▶ Challenge
All of the material should be reproduced exactly, with pictures left out.

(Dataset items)
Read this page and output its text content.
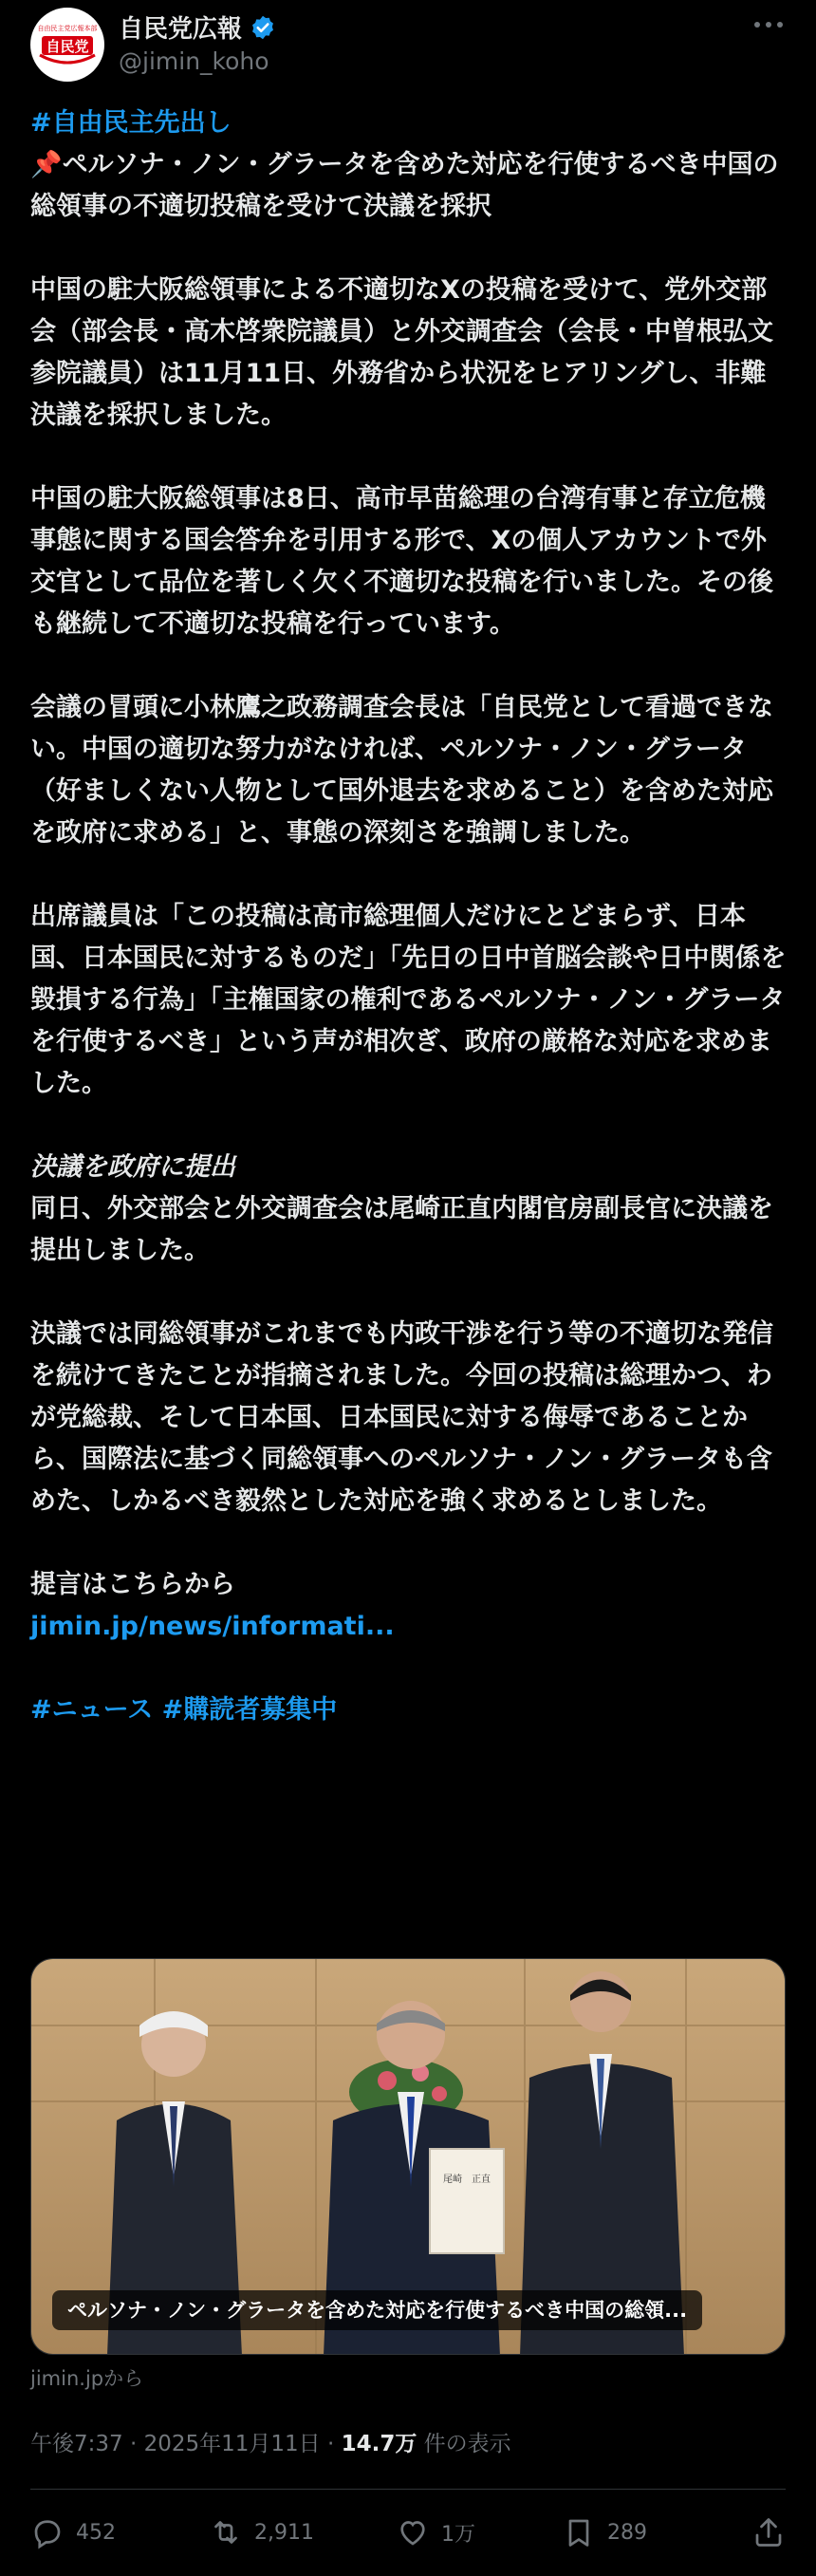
自由民主党広報本部
自民党
自民党広報
@jimin_koho

#自由民主先出し

📌ペルソナ・ノン・グラータを含めた対応を行使するべき中国の総領事の不適切投稿を受けて決議を採択

中国の駐大阪総領事による不適切なXの投稿を受けて、党外交部会（部会長・高木啓衆院議員）と外交調査会（会長・中曽根弘文参院議員）は11月11日、外務省から状況をヒアリングし、非難決議を採択しました。

中国の駐大阪総領事は8日、高市早苗総理の台湾有事と存立危機事態に関する国会答弁を引用する形で、Xの個人アカウントで外交官として品位を著しく欠く不適切な投稿を行いました。その後も継続して不適切な投稿を行っています。

会議の冒頭に小林鷹之政務調査会長は「自民党として看過できない。中国の適切な努力がなければ、ペルソナ・ノン・グラータ（好ましくない人物として国外退去を求めること）を含めた対応を政府に求める」と、事態の深刻さを強調しました。

出席議員は「この投稿は高市総理個人だけにとどまらず、日本国、日本国民に対するものだ」「先日の日中首脳会談や日中関係を毀損する行為」「主権国家の権利であるペルソナ・ノン・グラータを行使するべき」という声が相次ぎ、政府の厳格な対応を求めました。

決議を政府に提出

同日、外交部会と外交調査会は尾崎正直内閣官房副長官に決議を提出しました。

決議では同総領事がこれまでも内政干渉を行う等の不適切な発信を続けてきたことが指摘されました。今回の投稿は総理かつ、わが党総裁、そして日本国、日本国民に対する侮辱であることから、国際法に基づく同総領事へのペルソナ・ノン・グラータも含めた、しかるべき毅然とした対応を強く求めるとしました。

提言はこちらから

jimin.jp/news/informati...

#ニュース #購読者募集中

尾崎　正直
ペルソナ・ノン・グラータを含めた対応を行使するべき中国の総領...
jimin.jpから
午後7:37 · 2025年11月11日 · 14.7万 件の表示
452	2,911	1万	289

▶ Answer for the task
Read this page and output its text content.
自由民主党広報本部
自民党
自民党広報
@jimin_koho

#自由民主先出し

📌ペルソナ・ノン・グラータを含めた対応を行使するべき中国の総領事の不適切投稿を受けて決議を採択

中国の駐大阪総領事による不適切なXの投稿を受けて、党外交部会（部会長・高木啓衆院議員）と外交調査会（会長・中曽根弘文参院議員）は11月11日、外務省から状況をヒアリングし、非難決議を採択しました。

中国の駐大阪総領事は8日、高市早苗総理の台湾有事と存立危機事態に関する国会答弁を引用する形で、Xの個人アカウントで外交官として品位を著しく欠く不適切な投稿を行いました。その後も継続して不適切な投稿を行っています。

会議の冒頭に小林鷹之政務調査会長は「自民党として看過できない。中国の適切な努力がなければ、ペルソナ・ノン・グラータ（好ましくない人物として国外退去を求めること）を含めた対応を政府に求める」と、事態の深刻さを強調しました。

出席議員は「この投稿は高市総理個人だけにとどまらず、日本国、日本国民に対するものだ」「先日の日中首脳会談や日中関係を毀損する行為」「主権国家の権利であるペルソナ・ノン・グラータを行使するべき」という声が相次ぎ、政府の厳格な対応を求めました。

決議を政府に提出

同日、外交部会と外交調査会は尾崎正直内閣官房副長官に決議を提出しました。

決議では同総領事がこれまでも内政干渉を行う等の不適切な発信を続けてきたことが指摘されました。今回の投稿は総理かつ、わが党総裁、そして日本国、日本国民に対する侮辱であることから、国際法に基づく同総領事へのペルソナ・ノン・グラータも含めた、しかるべき毅然とした対応を強く求めるとしました。

提言はこちらから

jimin.jp/news/informati...

#ニュース #購読者募集中

尾崎　正直
ペルソナ・ノン・グラータを含めた対応を行使するべき中国の総領...
jimin.jpから
午後7:37 · 2025年11月11日 · 14.7万 件の表示
452	2,911	1万	289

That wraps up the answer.